#### [GOAL]
Search the records below for the word "JSON". Pull out each line that has it.

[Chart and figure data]
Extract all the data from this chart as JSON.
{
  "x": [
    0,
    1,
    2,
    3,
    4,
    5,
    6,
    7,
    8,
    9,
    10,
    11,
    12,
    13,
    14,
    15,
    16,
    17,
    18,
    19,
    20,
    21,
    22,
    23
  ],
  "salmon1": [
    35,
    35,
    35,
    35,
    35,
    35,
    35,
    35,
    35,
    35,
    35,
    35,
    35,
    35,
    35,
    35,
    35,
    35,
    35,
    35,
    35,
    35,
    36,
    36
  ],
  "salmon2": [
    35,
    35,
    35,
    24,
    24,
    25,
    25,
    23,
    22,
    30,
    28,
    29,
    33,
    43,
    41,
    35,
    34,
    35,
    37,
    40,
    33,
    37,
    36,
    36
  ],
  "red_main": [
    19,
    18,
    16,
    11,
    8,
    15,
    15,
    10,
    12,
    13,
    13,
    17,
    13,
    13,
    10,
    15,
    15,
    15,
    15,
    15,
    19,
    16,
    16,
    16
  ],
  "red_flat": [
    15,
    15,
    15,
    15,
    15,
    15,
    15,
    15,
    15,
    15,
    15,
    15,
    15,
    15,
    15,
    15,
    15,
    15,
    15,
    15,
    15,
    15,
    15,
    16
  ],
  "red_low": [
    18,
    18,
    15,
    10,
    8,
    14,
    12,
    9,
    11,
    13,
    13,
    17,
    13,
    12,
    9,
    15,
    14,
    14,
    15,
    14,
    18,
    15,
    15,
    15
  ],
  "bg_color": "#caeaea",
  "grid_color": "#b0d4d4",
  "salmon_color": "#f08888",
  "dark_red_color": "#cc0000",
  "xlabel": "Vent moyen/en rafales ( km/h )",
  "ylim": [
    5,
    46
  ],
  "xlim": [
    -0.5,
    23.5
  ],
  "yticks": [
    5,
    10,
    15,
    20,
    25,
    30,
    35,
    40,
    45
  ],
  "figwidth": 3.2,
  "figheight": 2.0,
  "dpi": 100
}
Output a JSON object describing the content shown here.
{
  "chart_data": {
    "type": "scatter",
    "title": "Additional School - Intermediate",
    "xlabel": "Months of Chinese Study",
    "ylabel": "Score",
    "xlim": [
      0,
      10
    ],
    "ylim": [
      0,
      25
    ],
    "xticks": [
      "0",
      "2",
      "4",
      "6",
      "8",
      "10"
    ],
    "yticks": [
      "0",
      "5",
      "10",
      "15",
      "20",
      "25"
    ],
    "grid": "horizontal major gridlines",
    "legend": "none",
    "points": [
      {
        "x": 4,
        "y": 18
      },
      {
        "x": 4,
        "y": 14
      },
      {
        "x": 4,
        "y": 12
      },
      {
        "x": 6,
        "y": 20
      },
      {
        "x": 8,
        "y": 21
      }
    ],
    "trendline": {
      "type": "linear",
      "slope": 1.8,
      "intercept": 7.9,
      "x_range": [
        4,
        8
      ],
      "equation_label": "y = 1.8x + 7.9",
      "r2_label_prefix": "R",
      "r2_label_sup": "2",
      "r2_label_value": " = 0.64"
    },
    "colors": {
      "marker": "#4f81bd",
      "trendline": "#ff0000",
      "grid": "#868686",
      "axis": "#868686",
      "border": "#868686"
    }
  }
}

#### [WRITTEN REPLY]
Extract all the data from this chart as JSON.
Output a JSON object describing the content shown here.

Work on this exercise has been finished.